### DATASET ROWS
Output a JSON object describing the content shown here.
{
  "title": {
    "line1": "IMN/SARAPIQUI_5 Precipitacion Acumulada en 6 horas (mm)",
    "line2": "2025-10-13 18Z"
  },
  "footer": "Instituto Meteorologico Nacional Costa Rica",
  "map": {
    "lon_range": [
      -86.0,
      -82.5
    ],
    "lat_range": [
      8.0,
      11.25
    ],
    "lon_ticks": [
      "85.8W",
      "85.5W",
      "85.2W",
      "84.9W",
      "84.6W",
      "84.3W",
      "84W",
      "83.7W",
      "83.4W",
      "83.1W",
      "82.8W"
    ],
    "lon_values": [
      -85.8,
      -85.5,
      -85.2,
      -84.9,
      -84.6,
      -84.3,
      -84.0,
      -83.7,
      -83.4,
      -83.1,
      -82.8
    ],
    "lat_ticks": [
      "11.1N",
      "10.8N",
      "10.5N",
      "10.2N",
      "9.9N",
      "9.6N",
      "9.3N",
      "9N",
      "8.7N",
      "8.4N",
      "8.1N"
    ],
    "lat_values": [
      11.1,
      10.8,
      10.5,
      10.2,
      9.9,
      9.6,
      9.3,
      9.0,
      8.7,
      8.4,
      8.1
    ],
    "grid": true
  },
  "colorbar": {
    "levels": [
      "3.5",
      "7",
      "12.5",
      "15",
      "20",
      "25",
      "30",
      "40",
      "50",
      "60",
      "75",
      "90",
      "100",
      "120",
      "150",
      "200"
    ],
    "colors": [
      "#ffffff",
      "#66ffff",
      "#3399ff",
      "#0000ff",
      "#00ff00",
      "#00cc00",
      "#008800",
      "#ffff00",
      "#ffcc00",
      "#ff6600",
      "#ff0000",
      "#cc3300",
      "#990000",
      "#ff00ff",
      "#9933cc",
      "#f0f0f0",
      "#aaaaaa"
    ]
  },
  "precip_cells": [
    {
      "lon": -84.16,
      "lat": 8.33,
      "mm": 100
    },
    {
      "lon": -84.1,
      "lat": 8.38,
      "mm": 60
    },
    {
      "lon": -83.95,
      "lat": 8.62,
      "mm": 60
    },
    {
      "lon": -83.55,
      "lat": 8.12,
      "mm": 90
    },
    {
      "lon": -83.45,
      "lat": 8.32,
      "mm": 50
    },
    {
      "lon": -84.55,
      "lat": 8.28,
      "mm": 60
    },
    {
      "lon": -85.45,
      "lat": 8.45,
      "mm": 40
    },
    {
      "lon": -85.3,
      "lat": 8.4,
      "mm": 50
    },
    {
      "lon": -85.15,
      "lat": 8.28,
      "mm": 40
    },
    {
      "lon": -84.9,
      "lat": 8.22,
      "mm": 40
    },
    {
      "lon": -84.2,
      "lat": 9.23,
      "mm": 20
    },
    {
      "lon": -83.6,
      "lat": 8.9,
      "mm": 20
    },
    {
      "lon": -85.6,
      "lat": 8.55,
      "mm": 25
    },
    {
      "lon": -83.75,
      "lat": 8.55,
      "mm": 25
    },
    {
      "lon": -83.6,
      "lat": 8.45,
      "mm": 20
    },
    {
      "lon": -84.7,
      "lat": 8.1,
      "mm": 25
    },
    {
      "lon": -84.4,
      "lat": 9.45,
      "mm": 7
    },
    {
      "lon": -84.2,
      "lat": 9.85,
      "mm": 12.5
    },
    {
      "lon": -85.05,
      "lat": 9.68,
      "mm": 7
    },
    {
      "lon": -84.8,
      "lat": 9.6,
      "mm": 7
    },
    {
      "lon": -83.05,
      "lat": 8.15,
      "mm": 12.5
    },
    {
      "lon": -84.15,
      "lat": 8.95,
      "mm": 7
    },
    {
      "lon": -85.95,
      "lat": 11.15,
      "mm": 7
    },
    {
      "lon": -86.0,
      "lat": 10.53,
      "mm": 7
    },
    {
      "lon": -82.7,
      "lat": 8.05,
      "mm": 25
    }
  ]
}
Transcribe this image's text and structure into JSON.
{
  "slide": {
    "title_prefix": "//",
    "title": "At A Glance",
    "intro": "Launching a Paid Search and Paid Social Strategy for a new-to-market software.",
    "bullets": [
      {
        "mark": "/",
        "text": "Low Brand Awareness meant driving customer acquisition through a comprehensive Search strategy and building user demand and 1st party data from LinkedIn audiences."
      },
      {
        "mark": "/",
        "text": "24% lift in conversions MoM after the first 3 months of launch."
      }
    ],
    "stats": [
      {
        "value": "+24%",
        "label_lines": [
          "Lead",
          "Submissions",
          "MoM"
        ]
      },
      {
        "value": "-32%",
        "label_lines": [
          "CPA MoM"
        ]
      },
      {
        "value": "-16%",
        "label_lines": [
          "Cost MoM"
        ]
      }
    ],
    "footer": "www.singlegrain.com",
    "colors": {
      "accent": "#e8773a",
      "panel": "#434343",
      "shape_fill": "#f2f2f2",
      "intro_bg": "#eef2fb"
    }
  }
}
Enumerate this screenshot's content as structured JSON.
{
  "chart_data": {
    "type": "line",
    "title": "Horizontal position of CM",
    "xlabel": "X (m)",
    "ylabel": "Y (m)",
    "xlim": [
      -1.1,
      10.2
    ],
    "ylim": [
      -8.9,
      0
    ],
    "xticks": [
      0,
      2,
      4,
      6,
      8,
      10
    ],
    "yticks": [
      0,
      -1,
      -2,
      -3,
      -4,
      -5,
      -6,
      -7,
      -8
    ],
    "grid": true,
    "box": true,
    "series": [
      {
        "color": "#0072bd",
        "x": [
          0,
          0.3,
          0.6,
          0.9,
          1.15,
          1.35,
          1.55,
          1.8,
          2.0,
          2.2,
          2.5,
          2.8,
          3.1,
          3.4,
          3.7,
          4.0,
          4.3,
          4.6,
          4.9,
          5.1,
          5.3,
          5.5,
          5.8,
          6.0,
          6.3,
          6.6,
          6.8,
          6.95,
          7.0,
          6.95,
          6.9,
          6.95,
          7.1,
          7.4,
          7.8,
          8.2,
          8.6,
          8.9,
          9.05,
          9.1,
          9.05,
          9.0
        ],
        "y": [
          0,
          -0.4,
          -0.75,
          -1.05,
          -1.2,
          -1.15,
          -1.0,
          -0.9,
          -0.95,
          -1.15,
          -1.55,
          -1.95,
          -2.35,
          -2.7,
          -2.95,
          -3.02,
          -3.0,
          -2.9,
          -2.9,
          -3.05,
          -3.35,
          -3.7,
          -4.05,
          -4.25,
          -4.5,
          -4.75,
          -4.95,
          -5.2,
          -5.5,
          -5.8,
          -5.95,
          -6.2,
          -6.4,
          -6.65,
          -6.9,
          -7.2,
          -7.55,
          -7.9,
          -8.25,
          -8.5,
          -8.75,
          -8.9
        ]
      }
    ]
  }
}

### WHAT YOU HAVE TO DO
Type out the whole listing above again, exactly as it stands.

### WRITTEN RESPONSE
Output a JSON object describing the content shown here.
{
  "title": {
    "line1": "IMN/SARAPIQUI_5 Precipitacion Acumulada en 6 horas (mm)",
    "line2": "2025-10-13 18Z"
  },
  "footer": "Instituto Meteorologico Nacional Costa Rica",
  "map": {
    "lon_range": [
      -86.0,
      -82.5
    ],
    "lat_range": [
      8.0,
      11.25
    ],
    "lon_ticks": [
      "85.8W",
      "85.5W",
      "85.2W",
      "84.9W",
      "84.6W",
      "84.3W",
      "84W",
      "83.7W",
      "83.4W",
      "83.1W",
      "82.8W"
    ],
    "lon_values": [
      -85.8,
      -85.5,
      -85.2,
      -84.9,
      -84.6,
      -84.3,
      -84.0,
      -83.7,
      -83.4,
      -83.1,
      -82.8
    ],
    "lat_ticks": [
      "11.1N",
      "10.8N",
      "10.5N",
      "10.2N",
      "9.9N",
      "9.6N",
      "9.3N",
      "9N",
      "8.7N",
      "8.4N",
      "8.1N"
    ],
    "lat_values": [
      11.1,
      10.8,
      10.5,
      10.2,
      9.9,
      9.6,
      9.3,
      9.0,
      8.7,
      8.4,
      8.1
    ],
    "grid": true
  },
  "colorbar": {
    "levels": [
      "3.5",
      "7",
      "12.5",
      "15",
      "20",
      "25",
      "30",
      "40",
      "50",
      "60",
      "75",
      "90",
      "100",
      "120",
      "150",
      "200"
    ],
    "colors": [
      "#ffffff",
      "#66ffff",
      "#3399ff",
      "#0000ff",
      "#00ff00",
      "#00cc00",
      "#008800",
      "#ffff00",
      "#ffcc00",
      "#ff6600",
      "#ff0000",
      "#cc3300",
      "#990000",
      "#ff00ff",
      "#9933cc",
      "#f0f0f0",
      "#aaaaaa"
    ]
  },
  "precip_cells": [
    {
      "lon": -84.16,
      "lat": 8.33,
      "mm": 100
    },
    {
      "lon": -84.1,
      "lat": 8.38,
      "mm": 60
    },
    {
      "lon": -83.95,
      "lat": 8.62,
      "mm": 60
    },
    {
      "lon": -83.55,
      "lat": 8.12,
      "mm": 90
    },
    {
      "lon": -83.45,
      "lat": 8.32,
      "mm": 50
    },
    {
      "lon": -84.55,
      "lat": 8.28,
      "mm": 60
    },
    {
      "lon": -85.45,
      "lat": 8.45,
      "mm": 40
    },
    {
      "lon": -85.3,
      "lat": 8.4,
      "mm": 50
    },
    {
      "lon": -85.15,
      "lat": 8.28,
      "mm": 40
    },
    {
      "lon": -84.9,
      "lat": 8.22,
      "mm": 40
    },
    {
      "lon": -84.2,
      "lat": 9.23,
      "mm": 20
    },
    {
      "lon": -83.6,
      "lat": 8.9,
      "mm": 20
    },
    {
      "lon": -85.6,
      "lat": 8.55,
      "mm": 25
    },
    {
      "lon": -83.75,
      "lat": 8.55,
      "mm": 25
    },
    {
      "lon": -83.6,
      "lat": 8.45,
      "mm": 20
    },
    {
      "lon": -84.7,
      "lat": 8.1,
      "mm": 25
    },
    {
      "lon": -84.4,
      "lat": 9.45,
      "mm": 7
    },
    {
      "lon": -84.2,
      "lat": 9.85,
      "mm": 12.5
    },
    {
      "lon": -85.05,
      "lat": 9.68,
      "mm": 7
    },
    {
      "lon": -84.8,
      "lat": 9.6,
      "mm": 7
    },
    {
      "lon": -83.05,
      "lat": 8.15,
      "mm": 12.5
    },
    {
      "lon": -84.15,
      "lat": 8.95,
      "mm": 7
    },
    {
      "lon": -85.95,
      "lat": 11.15,
      "mm": 7
    },
    {
      "lon": -86.0,
      "lat": 10.53,
      "mm": 7
    },
    {
      "lon": -82.7,
      "lat": 8.05,
      "mm": 25
    }
  ]
}
Transcribe this image's text and structure into JSON.
{
  "slide": {
    "title_prefix": "//",
    "title": "At A Glance",
    "intro": "Launching a Paid Search and Paid Social Strategy for a new-to-market software.",
    "bullets": [
      {
        "mark": "/",
        "text": "Low Brand Awareness meant driving customer acquisition through a comprehensive Search strategy and building user demand and 1st party data from LinkedIn audiences."
      },
      {
        "mark": "/",
        "text": "24% lift in conversions MoM after the first 3 months of launch."
      }
    ],
    "stats": [
      {
        "value": "+24%",
        "label_lines": [
          "Lead",
          "Submissions",
          "MoM"
        ]
      },
      {
        "value": "-32%",
        "label_lines": [
          "CPA MoM"
        ]
      },
      {
        "value": "-16%",
        "label_lines": [
          "Cost MoM"
        ]
      }
    ],
    "footer": "www.singlegrain.com",
    "colors": {
      "accent": "#e8773a",
      "panel": "#434343",
      "shape_fill": "#f2f2f2",
      "intro_bg": "#eef2fb"
    }
  }
}
Enumerate this screenshot's content as structured JSON.
{
  "chart_data": {
    "type": "line",
    "title": "Horizontal position of CM",
    "xlabel": "X (m)",
    "ylabel": "Y (m)",
    "xlim": [
      -1.1,
      10.2
    ],
    "ylim": [
      -8.9,
      0
    ],
    "xticks": [
      0,
      2,
      4,
      6,
      8,
      10
    ],
    "yticks": [
      0,
      -1,
      -2,
      -3,
      -4,
      -5,
      -6,
      -7,
      -8
    ],
    "grid": true,
    "box": true,
    "series": [
      {
        "color": "#0072bd",
        "x": [
          0,
          0.3,
          0.6,
          0.9,
          1.15,
          1.35,
          1.55,
          1.8,
          2.0,
          2.2,
          2.5,
          2.8,
          3.1,
          3.4,
          3.7,
          4.0,
          4.3,
          4.6,
          4.9,
          5.1,
          5.3,
          5.5,
          5.8,
          6.0,
          6.3,
          6.6,
          6.8,
          6.95,
          7.0,
          6.95,
          6.9,
          6.95,
          7.1,
          7.4,
          7.8,
          8.2,
          8.6,
          8.9,
          9.05,
          9.1,
          9.05,
          9.0
        ],
        "y": [
          0,
          -0.4,
          -0.75,
          -1.05,
          -1.2,
          -1.15,
          -1.0,
          -0.9,
          -0.95,
          -1.15,
          -1.55,
          -1.95,
          -2.35,
          -2.7,
          -2.95,
          -3.02,
          -3.0,
          -2.9,
          -2.9,
          -3.05,
          -3.35,
          -3.7,
          -4.05,
          -4.25,
          -4.5,
          -4.75,
          -4.95,
          -5.2,
          -5.5,
          -5.8,
          -5.95,
          -6.2,
          -6.4,
          -6.65,
          -6.9,
          -7.2,
          -7.55,
          -7.9,
          -8.25,
          -8.5,
          -8.75,
          -8.9
        ]
      }
    ]
  }
}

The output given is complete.